[Begin]
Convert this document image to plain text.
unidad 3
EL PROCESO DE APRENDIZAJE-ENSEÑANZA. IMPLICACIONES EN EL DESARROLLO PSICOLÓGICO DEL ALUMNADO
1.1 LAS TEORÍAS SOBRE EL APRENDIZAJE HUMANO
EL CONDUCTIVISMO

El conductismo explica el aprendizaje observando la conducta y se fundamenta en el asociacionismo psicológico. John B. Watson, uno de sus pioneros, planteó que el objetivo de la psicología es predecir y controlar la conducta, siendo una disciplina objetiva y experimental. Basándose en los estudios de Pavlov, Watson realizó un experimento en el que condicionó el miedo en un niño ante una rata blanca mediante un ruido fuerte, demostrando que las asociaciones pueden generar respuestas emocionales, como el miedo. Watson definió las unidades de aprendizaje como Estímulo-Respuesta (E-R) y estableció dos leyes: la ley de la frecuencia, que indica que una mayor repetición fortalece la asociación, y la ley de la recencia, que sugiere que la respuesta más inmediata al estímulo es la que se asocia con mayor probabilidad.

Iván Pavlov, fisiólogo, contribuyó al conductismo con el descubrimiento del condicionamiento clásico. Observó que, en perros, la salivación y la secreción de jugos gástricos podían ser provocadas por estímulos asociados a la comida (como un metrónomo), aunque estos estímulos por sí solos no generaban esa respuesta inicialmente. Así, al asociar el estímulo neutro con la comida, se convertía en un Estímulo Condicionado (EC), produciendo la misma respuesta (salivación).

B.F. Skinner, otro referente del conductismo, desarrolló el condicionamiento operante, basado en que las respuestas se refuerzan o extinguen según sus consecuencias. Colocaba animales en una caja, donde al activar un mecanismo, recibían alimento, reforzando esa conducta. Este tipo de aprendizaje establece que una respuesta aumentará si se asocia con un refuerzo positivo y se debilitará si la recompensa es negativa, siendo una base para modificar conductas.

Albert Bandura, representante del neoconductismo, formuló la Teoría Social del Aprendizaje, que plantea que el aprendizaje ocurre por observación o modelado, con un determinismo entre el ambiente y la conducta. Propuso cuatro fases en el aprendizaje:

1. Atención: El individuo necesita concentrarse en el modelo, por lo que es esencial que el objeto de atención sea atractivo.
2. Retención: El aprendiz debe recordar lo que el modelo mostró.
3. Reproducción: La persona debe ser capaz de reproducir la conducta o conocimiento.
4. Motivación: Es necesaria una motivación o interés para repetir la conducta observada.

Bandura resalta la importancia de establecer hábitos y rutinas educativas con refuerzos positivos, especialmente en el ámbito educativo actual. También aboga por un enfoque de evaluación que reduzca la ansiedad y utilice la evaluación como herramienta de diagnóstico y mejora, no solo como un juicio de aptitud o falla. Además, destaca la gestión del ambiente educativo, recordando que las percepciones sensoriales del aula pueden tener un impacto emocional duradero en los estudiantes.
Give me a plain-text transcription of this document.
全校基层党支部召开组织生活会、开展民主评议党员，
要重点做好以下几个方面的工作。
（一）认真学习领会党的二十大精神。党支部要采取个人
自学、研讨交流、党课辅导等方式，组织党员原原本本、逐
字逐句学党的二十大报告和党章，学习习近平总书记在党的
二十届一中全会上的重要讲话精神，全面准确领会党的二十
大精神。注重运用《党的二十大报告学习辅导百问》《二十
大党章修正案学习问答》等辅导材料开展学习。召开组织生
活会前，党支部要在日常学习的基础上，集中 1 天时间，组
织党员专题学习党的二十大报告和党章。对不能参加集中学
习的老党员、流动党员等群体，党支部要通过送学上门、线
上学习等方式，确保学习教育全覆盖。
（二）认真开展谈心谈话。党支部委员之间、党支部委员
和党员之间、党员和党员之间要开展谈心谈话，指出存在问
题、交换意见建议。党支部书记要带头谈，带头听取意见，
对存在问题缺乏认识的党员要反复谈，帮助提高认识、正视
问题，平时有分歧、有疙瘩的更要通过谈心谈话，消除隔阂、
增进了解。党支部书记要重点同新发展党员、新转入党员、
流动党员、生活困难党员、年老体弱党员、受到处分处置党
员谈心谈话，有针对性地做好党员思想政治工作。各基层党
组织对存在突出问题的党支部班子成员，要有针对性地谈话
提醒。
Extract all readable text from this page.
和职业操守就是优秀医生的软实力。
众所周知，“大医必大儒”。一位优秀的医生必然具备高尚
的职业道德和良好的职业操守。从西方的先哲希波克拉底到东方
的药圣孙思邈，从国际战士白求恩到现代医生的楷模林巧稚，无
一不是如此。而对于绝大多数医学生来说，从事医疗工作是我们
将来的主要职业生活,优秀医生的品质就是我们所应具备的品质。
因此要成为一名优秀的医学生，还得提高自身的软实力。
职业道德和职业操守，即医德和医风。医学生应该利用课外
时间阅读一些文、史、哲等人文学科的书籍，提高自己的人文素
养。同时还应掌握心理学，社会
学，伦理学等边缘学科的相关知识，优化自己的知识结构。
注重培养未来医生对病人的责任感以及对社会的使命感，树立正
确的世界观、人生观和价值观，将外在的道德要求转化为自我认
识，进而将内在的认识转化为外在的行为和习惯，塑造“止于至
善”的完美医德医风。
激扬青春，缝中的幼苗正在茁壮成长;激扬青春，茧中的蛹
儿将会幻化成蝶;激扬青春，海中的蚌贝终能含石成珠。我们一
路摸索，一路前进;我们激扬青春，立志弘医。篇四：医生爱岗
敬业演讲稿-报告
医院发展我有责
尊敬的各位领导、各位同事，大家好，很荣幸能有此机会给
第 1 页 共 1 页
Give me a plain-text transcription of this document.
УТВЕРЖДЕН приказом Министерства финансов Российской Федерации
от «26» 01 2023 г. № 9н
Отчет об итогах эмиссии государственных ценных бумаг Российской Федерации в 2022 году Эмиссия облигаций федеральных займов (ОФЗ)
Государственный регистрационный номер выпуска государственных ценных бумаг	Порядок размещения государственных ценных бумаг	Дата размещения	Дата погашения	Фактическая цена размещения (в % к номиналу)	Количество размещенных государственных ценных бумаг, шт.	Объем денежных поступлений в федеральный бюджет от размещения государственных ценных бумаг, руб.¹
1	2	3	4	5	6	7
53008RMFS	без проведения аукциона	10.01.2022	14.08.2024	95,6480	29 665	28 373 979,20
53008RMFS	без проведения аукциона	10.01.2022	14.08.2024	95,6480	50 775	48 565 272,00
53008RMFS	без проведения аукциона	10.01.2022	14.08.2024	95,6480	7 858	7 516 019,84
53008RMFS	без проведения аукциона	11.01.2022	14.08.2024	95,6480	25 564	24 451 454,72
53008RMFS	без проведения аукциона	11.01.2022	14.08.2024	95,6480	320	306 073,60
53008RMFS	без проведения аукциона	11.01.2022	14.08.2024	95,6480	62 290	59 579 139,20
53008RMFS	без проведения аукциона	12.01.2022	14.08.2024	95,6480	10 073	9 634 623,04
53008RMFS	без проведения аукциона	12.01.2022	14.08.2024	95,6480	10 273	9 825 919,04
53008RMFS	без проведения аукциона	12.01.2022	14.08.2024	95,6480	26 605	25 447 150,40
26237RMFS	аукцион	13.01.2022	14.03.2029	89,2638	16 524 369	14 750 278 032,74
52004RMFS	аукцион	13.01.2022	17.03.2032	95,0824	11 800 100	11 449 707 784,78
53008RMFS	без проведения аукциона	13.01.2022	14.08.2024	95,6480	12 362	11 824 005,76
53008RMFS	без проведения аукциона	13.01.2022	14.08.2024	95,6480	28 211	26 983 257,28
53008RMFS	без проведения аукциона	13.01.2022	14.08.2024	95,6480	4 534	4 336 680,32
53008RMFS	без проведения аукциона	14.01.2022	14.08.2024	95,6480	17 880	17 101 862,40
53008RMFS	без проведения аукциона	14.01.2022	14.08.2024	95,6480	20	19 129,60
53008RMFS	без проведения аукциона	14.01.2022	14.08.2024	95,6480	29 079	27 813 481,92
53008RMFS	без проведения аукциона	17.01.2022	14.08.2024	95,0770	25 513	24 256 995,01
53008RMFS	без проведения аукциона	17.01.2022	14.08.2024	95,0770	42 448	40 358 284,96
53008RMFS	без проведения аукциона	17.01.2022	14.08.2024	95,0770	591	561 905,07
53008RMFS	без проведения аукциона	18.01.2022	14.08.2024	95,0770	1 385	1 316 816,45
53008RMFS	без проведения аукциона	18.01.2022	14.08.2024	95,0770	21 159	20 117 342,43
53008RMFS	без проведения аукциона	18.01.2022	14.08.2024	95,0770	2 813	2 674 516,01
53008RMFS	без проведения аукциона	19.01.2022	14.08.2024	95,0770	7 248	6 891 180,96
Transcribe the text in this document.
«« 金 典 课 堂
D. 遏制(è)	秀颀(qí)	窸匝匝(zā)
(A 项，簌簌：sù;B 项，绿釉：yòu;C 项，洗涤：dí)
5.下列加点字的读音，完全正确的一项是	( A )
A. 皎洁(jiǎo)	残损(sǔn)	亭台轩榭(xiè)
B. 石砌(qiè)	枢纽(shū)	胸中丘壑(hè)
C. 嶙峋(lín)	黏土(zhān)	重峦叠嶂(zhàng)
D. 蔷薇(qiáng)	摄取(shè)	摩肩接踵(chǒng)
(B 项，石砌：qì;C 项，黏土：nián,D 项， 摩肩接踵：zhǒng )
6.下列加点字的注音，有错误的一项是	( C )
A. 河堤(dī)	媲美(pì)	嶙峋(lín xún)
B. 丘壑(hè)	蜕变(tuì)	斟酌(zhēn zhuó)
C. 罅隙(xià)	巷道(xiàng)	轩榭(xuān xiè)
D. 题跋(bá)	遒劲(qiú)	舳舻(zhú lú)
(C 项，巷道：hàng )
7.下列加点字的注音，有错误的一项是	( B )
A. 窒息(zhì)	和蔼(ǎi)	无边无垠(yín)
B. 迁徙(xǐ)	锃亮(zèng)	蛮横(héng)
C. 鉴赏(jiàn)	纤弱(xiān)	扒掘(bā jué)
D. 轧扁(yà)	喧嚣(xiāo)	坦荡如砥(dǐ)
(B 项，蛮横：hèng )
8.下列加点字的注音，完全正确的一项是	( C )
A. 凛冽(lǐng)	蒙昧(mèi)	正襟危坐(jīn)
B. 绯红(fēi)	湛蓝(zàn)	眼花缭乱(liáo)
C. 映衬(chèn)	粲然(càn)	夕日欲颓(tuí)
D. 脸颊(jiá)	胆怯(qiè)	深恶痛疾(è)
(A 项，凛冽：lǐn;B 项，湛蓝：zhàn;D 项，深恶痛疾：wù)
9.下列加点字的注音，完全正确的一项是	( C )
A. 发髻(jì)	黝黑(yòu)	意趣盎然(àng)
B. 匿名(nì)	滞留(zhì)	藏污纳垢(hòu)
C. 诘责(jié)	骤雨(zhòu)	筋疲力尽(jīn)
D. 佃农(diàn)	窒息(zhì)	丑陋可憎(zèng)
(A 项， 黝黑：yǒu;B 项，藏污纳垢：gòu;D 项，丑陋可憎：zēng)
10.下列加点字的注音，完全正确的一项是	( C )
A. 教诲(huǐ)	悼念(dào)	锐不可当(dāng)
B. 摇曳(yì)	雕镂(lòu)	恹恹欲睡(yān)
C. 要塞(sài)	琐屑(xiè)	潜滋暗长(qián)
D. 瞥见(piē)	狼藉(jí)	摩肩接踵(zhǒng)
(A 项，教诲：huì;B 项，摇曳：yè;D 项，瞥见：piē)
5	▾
[End]
_Exercise description_
Identify and copy all lines with the word "document".

_Exercise output_
Convert this document image to plain text.
Give me a plain-text transcription of this document.
Give me a plain-text transcription of this document.
Transcribe the text in this document.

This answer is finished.